**Gestellte Aufgabe 1:**
Erkläre in ein bis drei Sätzen, warum der Kursleiter im Forenthread zur Fischerprüfung in NRW seinen Kursteilnehmern aus einem anderen Wohnkreis rät, eine Ausnahmegenehmigung zu besorgen und gemeinsam mit den Personen aus den Kursabenden zur Prüfung zu gehen.

**Lesetext:**
• • •
# Prüfung NRW - andere Gemeinde



## Ramzizl (18. Juli 2016)

Servus Anglervolk. 
 Ein guter Freund legt kommenden Herbst seine Fischereiprüfung ab. 

 Aus organisatorischen Gründen, würde er lieber seine Prüfung in Bonn ablegen, als in Siegburg. 

 Nun gibt es ja Ausnahmeregelungen die genau das zulassen. 

 Was genau sind denn die Gründe für die man eine Ausnahmeregelung bekommt.
 Sonnige Grüße


----------



## gambinho (18. Juli 2016)

*AW: Prüfung NRW - andere Gemeinde*

Ich war z.B. Beim Termin der Kölner Prüfung auf der Hochzeit meiner Schwester. Das hat als Grund gereicht. 

Könnte mir vorstellen, dass der Grund eigentlich relativ egal ist, denn die lassen sich das ganze ja auch mit 15€ bezahlen


----------



## Ramzizl (18. Juli 2016)

*AW: Prüfung NRW - andere Gemeinde*

Ah okay, das ist ja simple. 
 Danke.


----------



## kursleiter (20. Juli 2016)

*AW: Prüfung NRW - andere Gemeinde*

Hallo Ramzizl,

die Fischerprüfung soll in NRW im Wohnkreis abgelegt werden. Aber ich kenne aus der Praxis keinen Fall, wo die heimatliche Kreisbehörde keine Ausnahmegenehmigung erteilt hat.

Ich rate meinen Kursteilnehmern aus einem anderen Wohnkreis immer an, dass sie diese Ausnahmegenehmigung besorgen und zusammen mit den Personen, die sie in den Kursabenden sahen, in die Prüfung gehen. Das gibt ein Stück mehr Sicherheit. Zudem berücksichtige ich im Kurs auch "Besonderheiten" von Kreis zu Kreis.

Abweichungen gehen seit der Standardisierung der Prüfung in NRW fast gegen Null, aber es soll auch Prüfungen in NRW geben, wo z.B. Gerät montiert werden muss, wenn ich so manchen Forenbeiträgen Glauben schenken darf.

Gruß kursleiter


----------
• • •
**Einträge:**

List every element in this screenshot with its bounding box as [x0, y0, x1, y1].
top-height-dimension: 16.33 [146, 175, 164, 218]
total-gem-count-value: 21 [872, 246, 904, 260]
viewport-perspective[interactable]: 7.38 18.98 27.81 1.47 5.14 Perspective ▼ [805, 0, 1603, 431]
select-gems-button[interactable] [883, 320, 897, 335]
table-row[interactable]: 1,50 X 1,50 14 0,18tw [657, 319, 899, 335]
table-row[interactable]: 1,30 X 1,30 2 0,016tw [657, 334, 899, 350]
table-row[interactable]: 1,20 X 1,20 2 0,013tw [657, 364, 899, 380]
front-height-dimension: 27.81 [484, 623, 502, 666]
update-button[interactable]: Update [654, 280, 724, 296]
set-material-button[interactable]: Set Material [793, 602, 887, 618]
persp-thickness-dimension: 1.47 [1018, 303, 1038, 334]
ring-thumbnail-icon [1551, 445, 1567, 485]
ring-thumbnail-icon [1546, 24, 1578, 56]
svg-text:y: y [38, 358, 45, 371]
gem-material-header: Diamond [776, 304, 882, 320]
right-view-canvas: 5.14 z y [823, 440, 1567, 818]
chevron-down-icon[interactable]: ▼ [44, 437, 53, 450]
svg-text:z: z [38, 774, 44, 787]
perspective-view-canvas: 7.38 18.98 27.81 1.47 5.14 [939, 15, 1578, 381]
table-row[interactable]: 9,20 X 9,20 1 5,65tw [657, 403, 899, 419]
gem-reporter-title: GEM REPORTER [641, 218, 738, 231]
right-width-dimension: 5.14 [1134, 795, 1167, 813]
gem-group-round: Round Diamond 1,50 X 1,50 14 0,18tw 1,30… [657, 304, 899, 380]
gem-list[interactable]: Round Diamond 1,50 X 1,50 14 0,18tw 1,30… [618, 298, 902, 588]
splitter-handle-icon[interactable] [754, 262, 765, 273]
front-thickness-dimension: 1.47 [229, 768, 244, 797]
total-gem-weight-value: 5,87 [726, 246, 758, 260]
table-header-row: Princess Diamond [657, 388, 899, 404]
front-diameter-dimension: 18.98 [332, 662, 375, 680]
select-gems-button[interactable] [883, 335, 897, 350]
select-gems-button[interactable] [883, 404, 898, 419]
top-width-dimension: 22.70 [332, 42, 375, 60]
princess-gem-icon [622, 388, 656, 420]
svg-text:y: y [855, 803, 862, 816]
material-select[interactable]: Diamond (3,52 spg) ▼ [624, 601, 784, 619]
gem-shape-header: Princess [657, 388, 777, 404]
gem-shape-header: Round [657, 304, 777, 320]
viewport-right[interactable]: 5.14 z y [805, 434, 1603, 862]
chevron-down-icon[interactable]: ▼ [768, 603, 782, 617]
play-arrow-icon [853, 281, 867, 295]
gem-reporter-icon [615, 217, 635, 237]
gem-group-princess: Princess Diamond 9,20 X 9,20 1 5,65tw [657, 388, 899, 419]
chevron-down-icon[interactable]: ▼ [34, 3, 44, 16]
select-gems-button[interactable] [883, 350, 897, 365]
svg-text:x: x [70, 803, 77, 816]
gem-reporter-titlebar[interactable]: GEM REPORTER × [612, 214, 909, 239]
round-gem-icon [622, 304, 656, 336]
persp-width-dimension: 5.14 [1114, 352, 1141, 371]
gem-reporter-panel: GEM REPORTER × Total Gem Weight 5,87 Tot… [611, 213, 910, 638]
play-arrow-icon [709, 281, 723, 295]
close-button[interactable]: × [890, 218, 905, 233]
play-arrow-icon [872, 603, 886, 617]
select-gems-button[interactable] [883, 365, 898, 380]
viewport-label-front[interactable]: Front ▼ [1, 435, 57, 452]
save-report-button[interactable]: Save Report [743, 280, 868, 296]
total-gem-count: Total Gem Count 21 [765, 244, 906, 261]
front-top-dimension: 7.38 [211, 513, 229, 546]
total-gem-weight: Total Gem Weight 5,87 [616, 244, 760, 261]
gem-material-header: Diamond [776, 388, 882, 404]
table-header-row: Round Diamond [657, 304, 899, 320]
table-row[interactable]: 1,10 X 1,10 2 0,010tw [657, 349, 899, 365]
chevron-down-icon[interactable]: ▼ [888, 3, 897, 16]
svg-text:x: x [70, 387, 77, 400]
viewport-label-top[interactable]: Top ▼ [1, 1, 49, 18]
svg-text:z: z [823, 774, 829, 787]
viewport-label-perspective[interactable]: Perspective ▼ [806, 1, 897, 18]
• • •
**Gestellte Aufgabe 2:**
Gib die Zeilen der Einträge als JSON-Liste von Strings aus, eine pro Zeile und ohne Leerzeilen. Sie reichen vom Anfang der Einträge bis einschließlich der Zeile mit "table-row[interactable]: 1,30 X".

**Richtige Antwort 1:**
Er gibt diesen Rat, weil das ein Stück mehr Sicherheit gibt. Mit der Ausnahmegenehmigung können die Teilnehmer die Prüfung zusammen mit den Personen ablegen, die sie in den Kursabenden gesehen haben.

**Richtige Antwort 2:**
[
  "List every element in this screenshot with its bounding box as [x0, y0, x1, y1].",
  "top-height-dimension: 16.33 [146, 175, 164, 218]",
  "total-gem-count-value: 21 [872, 246, 904, 260]",
  "viewport-perspective[interactable]: 7.38 18.98 27.81 1.47 5.14 Perspective ▼ [805, 0, 1603, 431]",
  "select-gems-button[interactable] [883, 320, 897, 335]",
  "table-row[interactable]: 1,50 X 1,50 14 0,18tw [657, 319, 899, 335]",
  "table-row[interactable]: 1,30 X 1,30 2 0,016tw [657, 334, 899, 350]"
]